_Aim:_ Copy out the records word for word, everything from the first line down to the line containing "y-tick-label: ipari termék- és", with both ends included.

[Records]
____
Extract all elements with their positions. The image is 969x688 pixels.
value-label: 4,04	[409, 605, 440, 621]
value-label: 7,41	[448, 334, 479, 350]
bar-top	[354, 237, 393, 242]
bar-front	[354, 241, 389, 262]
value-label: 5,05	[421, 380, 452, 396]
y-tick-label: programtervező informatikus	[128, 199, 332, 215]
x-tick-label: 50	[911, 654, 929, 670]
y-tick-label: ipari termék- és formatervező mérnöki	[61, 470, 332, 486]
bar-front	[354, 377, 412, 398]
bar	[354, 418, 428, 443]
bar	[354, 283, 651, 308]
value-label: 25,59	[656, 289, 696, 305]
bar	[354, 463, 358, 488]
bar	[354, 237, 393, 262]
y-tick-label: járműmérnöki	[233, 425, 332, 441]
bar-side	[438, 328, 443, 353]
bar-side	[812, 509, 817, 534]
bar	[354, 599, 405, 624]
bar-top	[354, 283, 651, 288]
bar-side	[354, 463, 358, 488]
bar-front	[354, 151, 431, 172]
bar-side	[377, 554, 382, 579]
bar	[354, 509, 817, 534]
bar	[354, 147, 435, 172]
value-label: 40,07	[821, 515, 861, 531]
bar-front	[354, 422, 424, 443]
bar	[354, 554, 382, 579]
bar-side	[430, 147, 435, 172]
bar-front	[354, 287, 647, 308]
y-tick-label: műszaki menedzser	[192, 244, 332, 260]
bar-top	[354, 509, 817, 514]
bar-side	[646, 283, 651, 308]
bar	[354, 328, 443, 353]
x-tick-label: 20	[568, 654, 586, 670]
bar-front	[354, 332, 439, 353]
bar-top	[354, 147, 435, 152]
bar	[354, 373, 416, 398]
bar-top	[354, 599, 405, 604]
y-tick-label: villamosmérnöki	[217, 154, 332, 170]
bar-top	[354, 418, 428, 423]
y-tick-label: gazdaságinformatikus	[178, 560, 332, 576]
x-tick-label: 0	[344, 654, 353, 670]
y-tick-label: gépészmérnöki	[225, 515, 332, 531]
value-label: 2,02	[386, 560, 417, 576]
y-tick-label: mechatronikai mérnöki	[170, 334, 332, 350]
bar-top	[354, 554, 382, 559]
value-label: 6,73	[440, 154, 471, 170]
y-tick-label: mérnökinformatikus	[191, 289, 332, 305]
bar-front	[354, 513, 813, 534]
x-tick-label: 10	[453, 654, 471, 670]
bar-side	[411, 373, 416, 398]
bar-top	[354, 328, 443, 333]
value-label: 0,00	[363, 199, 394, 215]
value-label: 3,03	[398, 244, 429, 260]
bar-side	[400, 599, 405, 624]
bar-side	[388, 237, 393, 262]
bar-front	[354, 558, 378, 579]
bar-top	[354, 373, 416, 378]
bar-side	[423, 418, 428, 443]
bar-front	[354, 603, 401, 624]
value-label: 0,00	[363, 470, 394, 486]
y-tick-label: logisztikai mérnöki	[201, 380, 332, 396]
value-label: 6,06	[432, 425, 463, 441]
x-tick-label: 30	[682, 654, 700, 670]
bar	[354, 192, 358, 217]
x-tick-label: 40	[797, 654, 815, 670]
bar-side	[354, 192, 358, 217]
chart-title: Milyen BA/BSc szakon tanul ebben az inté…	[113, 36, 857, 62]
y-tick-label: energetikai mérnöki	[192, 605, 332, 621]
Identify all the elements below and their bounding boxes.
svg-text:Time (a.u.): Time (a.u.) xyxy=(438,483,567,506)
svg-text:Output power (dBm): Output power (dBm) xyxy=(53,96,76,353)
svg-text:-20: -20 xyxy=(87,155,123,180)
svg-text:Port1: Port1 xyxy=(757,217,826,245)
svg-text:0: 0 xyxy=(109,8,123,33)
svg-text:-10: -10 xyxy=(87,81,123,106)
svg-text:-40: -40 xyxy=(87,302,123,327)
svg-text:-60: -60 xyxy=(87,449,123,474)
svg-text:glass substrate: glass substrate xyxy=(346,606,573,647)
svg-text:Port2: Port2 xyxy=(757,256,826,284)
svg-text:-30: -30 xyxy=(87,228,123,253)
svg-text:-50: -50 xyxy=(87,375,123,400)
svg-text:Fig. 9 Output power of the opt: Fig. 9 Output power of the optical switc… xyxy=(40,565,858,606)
____
_Exercise result:_
Extract all elements with their positions. The image is 969x688 pixels.
value-label: 4,04	[409, 605, 440, 621]
value-label: 7,41	[448, 334, 479, 350]
bar-top	[354, 237, 393, 242]
bar-front	[354, 241, 389, 262]
value-label: 5,05	[421, 380, 452, 396]
y-tick-label: programtervező informatikus	[128, 199, 332, 215]
x-tick-label: 50	[911, 654, 929, 670]
y-tick-label: ipari termék- és formatervező mérnöki	[61, 470, 332, 486]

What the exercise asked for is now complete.